── Texte à lire

Invité dimanche de l’émission « Questions politiques » sur France Inter, Christophe Castaner a avancé le nombre de 133 plaintes déposées à l’Inspection générale de la police nationale (IGPN) et autant d’enquêtes ouvertes placées sous l’autorité d’un magistrat. De son côté, le journaliste David Dufesne a signalé 425 situations pouvant faire l’objet de « manquements » des forces de police. Les policiers incriminés risquent-ils vraiment des sanctions ?
« Si des gens sont blessés, ils ne vont pas se signaler sur Twitter, ils vont porter plainte » a commenté le ministre de l’Intérieur à propos du travail de recensement du journaliste indépendant David Dufresne. Christophe Castaner a alors renvoyé vers la plateforme de signalement sur internet de l’IGPN. Pourtant, la plateforme en ligne n’est pas directement le lieu où s’enregistrent les plaintes ouvrant des enquêtes suivies par un magistrat, même si la police des polices peut orienter un signalement vers le parquet. Pour porter plainte, la norme est de saisir le procureur de la République ou de se rendre dans un commissariat pour la faire enregistrer en bonne et due forme. Une démarche qui peut s’avérer délicate, au moins dans les commissariats, où aller se plaindre devant des policiers pour des faits de violences policières, ne va pas totalement de soi.

────

# Consigne
D'après le texte sur les plaintes visant la police, combien de plaintes déposées à l'IGPN Christophe Castaner avance-t-il ?

── Données fournies

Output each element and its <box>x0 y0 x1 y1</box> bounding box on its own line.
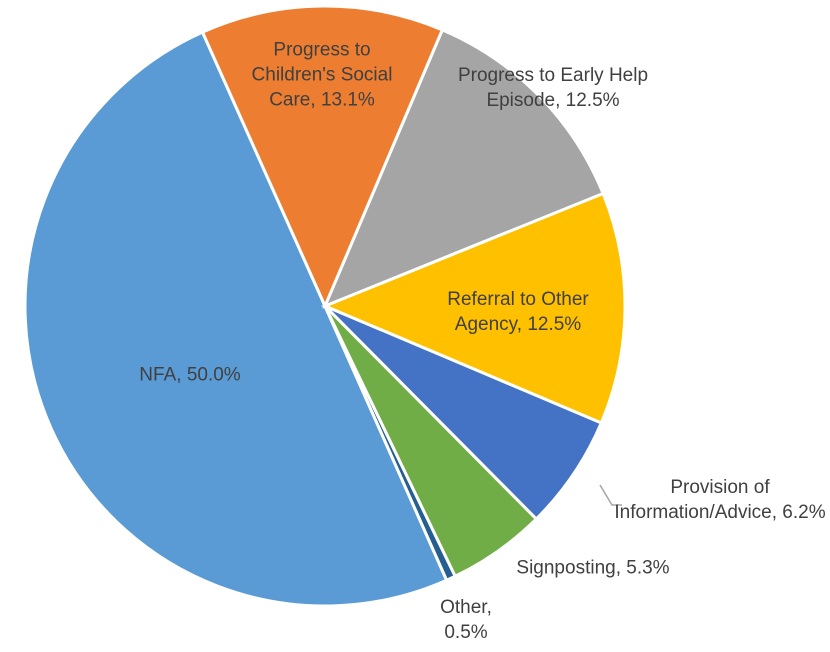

────
── Données fournies

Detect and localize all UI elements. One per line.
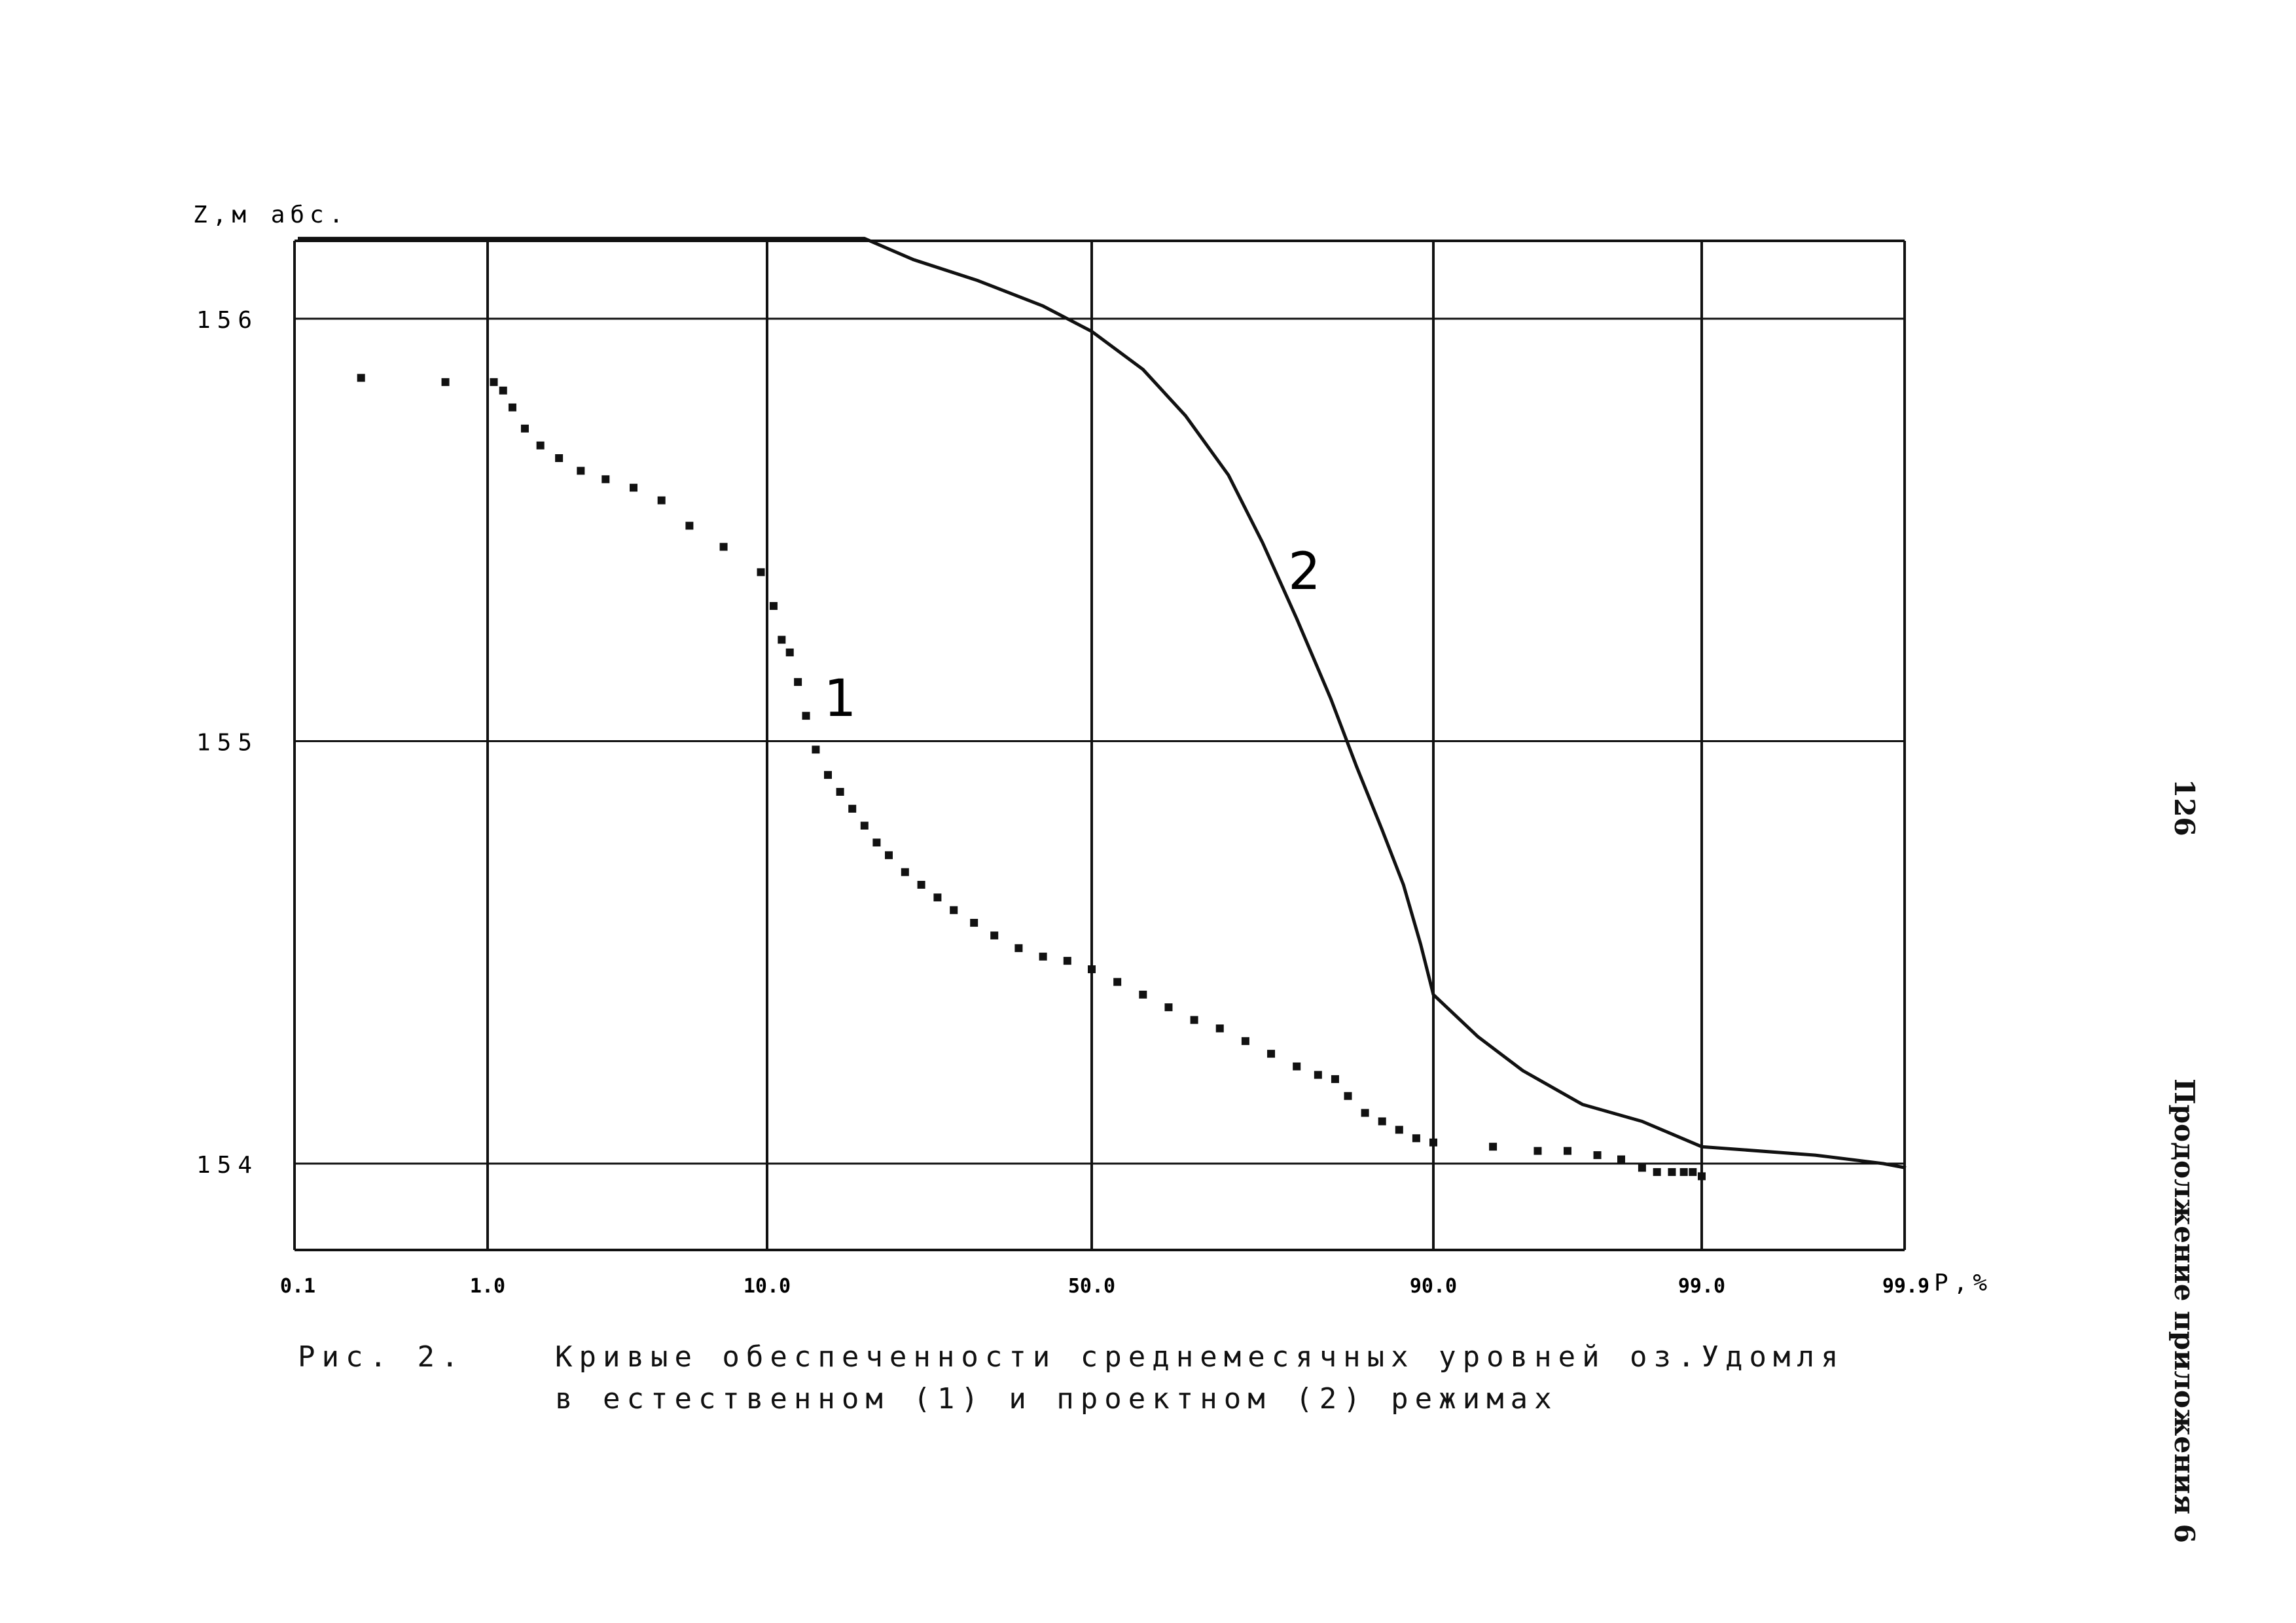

────

# Réponse
133 plaintes.